• SOURCE TEXT
►
Description Josko Plazonic 2023-09-06 15:07:37 MDT
Hello,

I noticed that we get errors like these in logs:
[50162878.batch] error: NVML: Failed to get Compute running procs(7): Insufficient Size
on our MIG instances. This seems to be happening because slurm is attempting to collect GPU utilization via NVML, which does not work on MIG instances (by design).

That's a bug on its own - it should ignore those and not report errors - but we would like to turn off this feature completely as we do not need it and it might conflict with what we do already to collect these stats and what we are planning to do. 

The long story is that we have a separate GPU stats collector using NVML and we are trying to switch it to the DCGM based collector. It is not a particularly good idea to have multiple processes collecting stats, especially nvml+dcgm - maybe nvidia got it fixed recently but we used to have GPU crashes in such situations and since we are not using/needing slurm's GPU stats it is safest to disable them.

Is there a way to do that? To configure slurm to not collect GPU memory and utilization?

I'd think that one could achieve that by not adding gres/gpumem,gres/gpuutil to AccountingStorageTRES but we do not do that and it got added on its own. I.e. we set

AccountingStorageTRES=cpu,mem,energy,node,Gres/gpu

which results in:

# scontrol show config | grep AccountingStorageTRES
AccountingStorageTRES   = cpu,mem,energy,node,billing,fs/disk,vmem,pages,gres/gpu,gres/gpumem,gres/gpuutil

Can you please let us know how can we disable this feature. Thanks.
Comment 2 Marshall Garey 2023-09-06 15:59:37 MDT
In bug 17102, we are adding an option to slurm.conf to disable gpu accounting. This will be part of the Slurm 23.11 release.

I'm marking this as a duplicate of bug 17102.

*** This ticket has been marked as a duplicate of ticket 17102 ***
◄
• DATA SECTION
►
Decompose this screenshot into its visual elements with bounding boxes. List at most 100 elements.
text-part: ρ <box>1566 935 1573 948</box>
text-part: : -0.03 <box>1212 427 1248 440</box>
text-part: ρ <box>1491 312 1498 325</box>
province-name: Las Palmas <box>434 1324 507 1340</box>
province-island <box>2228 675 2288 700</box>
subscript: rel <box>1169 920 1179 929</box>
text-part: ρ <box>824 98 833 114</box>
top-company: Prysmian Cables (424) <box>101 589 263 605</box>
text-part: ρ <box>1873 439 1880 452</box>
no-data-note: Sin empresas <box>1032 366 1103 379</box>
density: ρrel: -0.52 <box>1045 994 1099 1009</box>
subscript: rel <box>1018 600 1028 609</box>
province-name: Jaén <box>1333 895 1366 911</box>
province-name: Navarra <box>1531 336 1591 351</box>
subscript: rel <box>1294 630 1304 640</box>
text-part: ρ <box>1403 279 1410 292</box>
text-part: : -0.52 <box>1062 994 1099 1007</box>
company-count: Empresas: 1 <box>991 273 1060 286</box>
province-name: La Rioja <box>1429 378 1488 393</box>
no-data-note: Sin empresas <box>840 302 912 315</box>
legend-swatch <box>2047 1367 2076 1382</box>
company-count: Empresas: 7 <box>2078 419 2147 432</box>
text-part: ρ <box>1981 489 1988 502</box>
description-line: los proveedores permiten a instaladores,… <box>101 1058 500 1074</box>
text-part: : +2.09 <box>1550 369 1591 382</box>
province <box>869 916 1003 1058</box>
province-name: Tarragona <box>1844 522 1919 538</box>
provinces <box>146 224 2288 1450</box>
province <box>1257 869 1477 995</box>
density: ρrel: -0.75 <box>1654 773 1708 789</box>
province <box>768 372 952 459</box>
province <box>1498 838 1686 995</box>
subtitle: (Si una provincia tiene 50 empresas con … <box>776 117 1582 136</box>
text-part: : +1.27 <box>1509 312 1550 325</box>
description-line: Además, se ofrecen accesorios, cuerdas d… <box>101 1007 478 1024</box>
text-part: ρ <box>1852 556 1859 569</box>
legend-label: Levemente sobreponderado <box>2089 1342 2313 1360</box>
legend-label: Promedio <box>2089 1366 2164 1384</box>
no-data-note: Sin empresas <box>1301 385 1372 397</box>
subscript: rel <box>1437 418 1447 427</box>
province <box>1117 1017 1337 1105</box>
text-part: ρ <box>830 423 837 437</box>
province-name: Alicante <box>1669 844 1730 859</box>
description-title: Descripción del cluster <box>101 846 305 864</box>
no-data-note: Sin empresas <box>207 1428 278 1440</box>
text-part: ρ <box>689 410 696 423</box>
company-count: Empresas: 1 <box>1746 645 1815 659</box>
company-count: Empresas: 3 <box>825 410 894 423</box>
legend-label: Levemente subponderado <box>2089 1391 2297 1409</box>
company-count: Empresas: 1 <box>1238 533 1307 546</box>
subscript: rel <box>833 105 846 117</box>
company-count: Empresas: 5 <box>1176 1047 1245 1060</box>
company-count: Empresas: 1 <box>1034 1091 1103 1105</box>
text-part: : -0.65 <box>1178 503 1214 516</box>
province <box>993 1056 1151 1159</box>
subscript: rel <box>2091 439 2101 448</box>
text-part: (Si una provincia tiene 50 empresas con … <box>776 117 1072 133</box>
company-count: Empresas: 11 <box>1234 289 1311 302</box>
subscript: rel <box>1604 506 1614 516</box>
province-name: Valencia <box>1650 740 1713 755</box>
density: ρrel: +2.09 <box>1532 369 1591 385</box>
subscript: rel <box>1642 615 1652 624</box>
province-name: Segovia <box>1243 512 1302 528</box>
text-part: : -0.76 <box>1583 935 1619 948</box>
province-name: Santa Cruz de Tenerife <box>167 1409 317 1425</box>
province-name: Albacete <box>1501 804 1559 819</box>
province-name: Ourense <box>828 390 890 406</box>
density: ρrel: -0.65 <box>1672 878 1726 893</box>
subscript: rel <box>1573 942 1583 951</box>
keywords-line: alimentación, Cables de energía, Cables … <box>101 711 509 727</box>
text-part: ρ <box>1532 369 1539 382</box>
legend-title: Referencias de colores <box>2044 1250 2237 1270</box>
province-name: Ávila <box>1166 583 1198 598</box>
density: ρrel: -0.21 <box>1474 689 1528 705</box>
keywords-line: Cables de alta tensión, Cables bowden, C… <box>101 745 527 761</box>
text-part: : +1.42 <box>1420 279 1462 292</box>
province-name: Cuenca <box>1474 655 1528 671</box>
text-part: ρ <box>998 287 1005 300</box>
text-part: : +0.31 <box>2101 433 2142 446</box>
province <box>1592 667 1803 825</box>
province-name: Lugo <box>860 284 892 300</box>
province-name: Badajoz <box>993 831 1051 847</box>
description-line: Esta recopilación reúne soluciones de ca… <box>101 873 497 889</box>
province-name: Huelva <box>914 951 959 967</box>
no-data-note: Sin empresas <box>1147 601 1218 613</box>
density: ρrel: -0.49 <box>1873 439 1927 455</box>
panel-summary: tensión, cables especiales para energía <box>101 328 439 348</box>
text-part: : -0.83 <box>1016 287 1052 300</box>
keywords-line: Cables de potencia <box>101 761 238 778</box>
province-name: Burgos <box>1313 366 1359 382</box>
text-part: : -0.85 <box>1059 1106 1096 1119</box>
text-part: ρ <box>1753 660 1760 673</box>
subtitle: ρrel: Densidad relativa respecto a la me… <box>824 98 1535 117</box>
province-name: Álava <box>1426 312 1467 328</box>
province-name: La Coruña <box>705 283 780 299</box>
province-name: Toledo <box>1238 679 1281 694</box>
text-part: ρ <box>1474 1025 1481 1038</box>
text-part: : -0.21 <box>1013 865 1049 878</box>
◄
• WRITTEN PROBLEM
Transcribe the passage of the Slurm ticket starting with "AccountingStorageTRES=cpu,mem,energy,node,Gres/gpu" and going on through "of bug 17102.". Rely only on the Slurm ticket, not on the listing.

• WRITTEN ANSWER
AccountingStorageTRES=cpu,mem,energy,node,Gres/gpu

which results in:

# scontrol show config | grep AccountingStorageTRES
AccountingStorageTRES   = cpu,mem,energy,node,billing,fs/disk,vmem,pages,gres/gpu,gres/gpumem,gres/gpuutil

Can you please let us know how can we disable this feature. Thanks.
Comment 2 Marshall Garey 2023-09-06 15:59:37 MDT
In bug 17102, we are adding an option to slurm.conf to disable gpu accounting. This will be part of the Slurm 23.11 release.

I'm marking this as a duplicate of bug 17102.